The task: Copy, from the entries below, each line where the word "single" can be found.

Data shown:
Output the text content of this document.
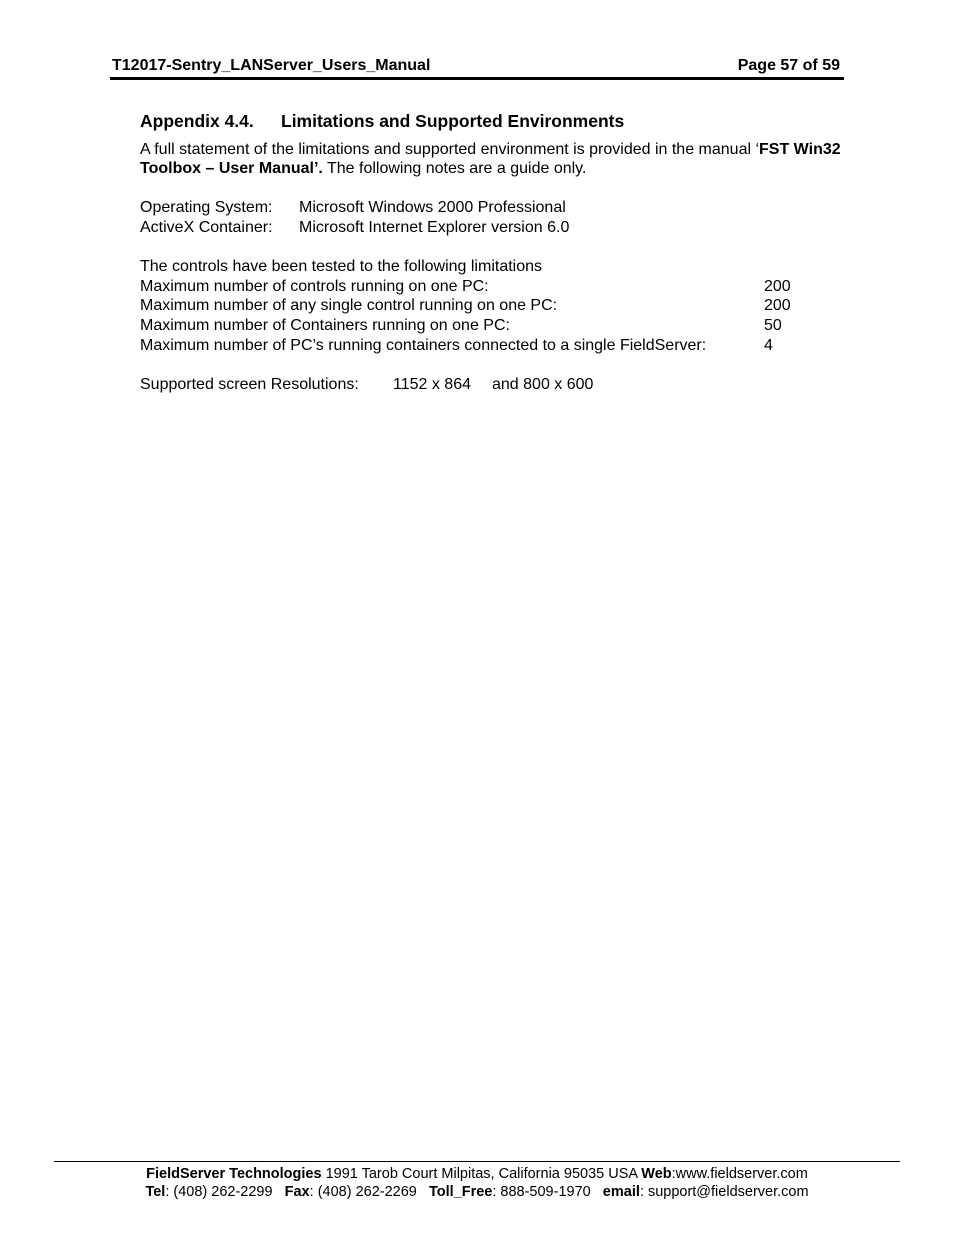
T12017-Sentry_LANServer_Users_Manual	Page 57 of 59
Appendix 4.4. Limitations and Supported Environments

A full statement of the limitations and supported environment is provided in the manual ‘FST Win32 Toolbox – User Manual’. The following notes are a guide only.

Operating System: Microsoft Windows 2000 Professional
ActiveX Container: Microsoft Internet Explorer version 6.0
The controls have been tested to the following limitations
Maximum number of controls running on one PC:	200
Maximum number of any single control running on one PC:	200
Maximum number of Containers running on one PC:	50
Maximum number of PC’s running containers connected to a single FieldServer:	4
Supported screen Resolutions: 1152 x 864 and 800 x 600
FieldServer Technologies 1991 Tarob Court Milpitas, California 95035 USA Web:www.fieldserver.com
Tel: (408) 262-2299   Fax: (408) 262-2269   Toll_Free: 888-509-1970   email: support@fieldserver.com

Solution:
Maximum number of any single control running on one PC:	200
Maximum number of PC’s running containers connected to a single FieldServer:	4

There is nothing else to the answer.